> [Quoted passage]
ATHINA IOANNOU. THE INTENSIFICATION OF PRESENCE. DENNIS ZAHAROPOULOS

Athina Ioannou.
The Intensification of Presence.
Dennis Zaharopoulos

We are in the middle of a crisis, in the midst of summer, in the heat and humidity of
the city, inside the exhibition that runs through the basement of the Museum of
Islamic Art in the area of Kerameikos, Athens. An odd exhibition for Athens, a city
that knows chaotic abstraction but does not know an abstraction that is organized,
systematic, in a way that it becomes almost organic because, at first glance, it
doesn’t look to be organic, being so light that it is barely discernable. Transparency
never creates a sense of organicity, but when you get close and observe the canvas,
literally soaked in liquid, transparency as comes from this immersion, appears almost
as if the opposite of perspiration. When something soaks but absorbs the liquid to
the extent where solid is indistinguishable from liquid, it reaches a midpoint, a
situation where it is neither one nor the other. At this point, it can be said that the
steeped canvas appears through the transparency due to the addition of light.
Consequently, organicity becomes even more intense since there appears the light
that allows you to see. In the end, it all seems as if only of light.
In the basements of the museum, there is added another important element:
humidity, the smell of earth, the heat, making abstraction seem even more intense.
On the one hand there is the chaotic organicity that surrounds us, that of
deterioration, which in this case transforms into the power of survival of a thing, of a
thing that exists at the limits of the possible, and on the other, the work itself, the
transparency beyond this limit. This is to say, that there is a chaotic reality, as is that
of the city in which we circulate, with the sun beating down, the cars, noise, sweat
and everything that makes organicity appear as an endeavour in the chaos. At the
same time, we see an order opposite us, a different kind of organicity which just
about underlines the minimal. The artwork overrides the surrounding organicity
through a reading of the rhythm, colour, the indigenous. The colour looks gorgeous
in the day, in the light, and even more so through the transparency. It comes to meet
our eye.

> [Data]
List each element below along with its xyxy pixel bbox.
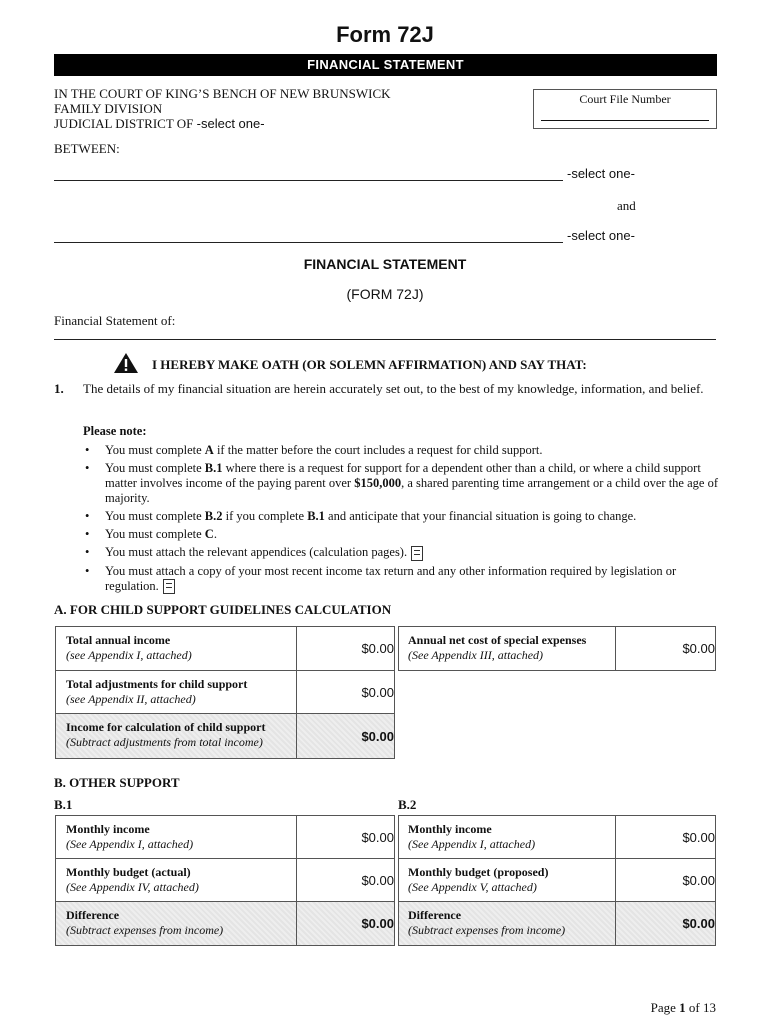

> [Task statement]
Answer these questions about the essay on Athina Ioannou's exhibition, one per line:
(a) In which building and area of Athens does the exhibition run?
(b) What does the essay say is added in the basements of the museum?
(c) According to the essay's final sentences, under what conditions does the color look gorgeous?

> [Task output]
(a) It runs through the basement of the Museum of Islamic Art in the area of Kerameikos, Athens.
(b) Humidity, the smell of earth, and the heat are added, making abstraction seem even more intense.
(c) It looks gorgeous in the day, in the light, and even more so through the transparency.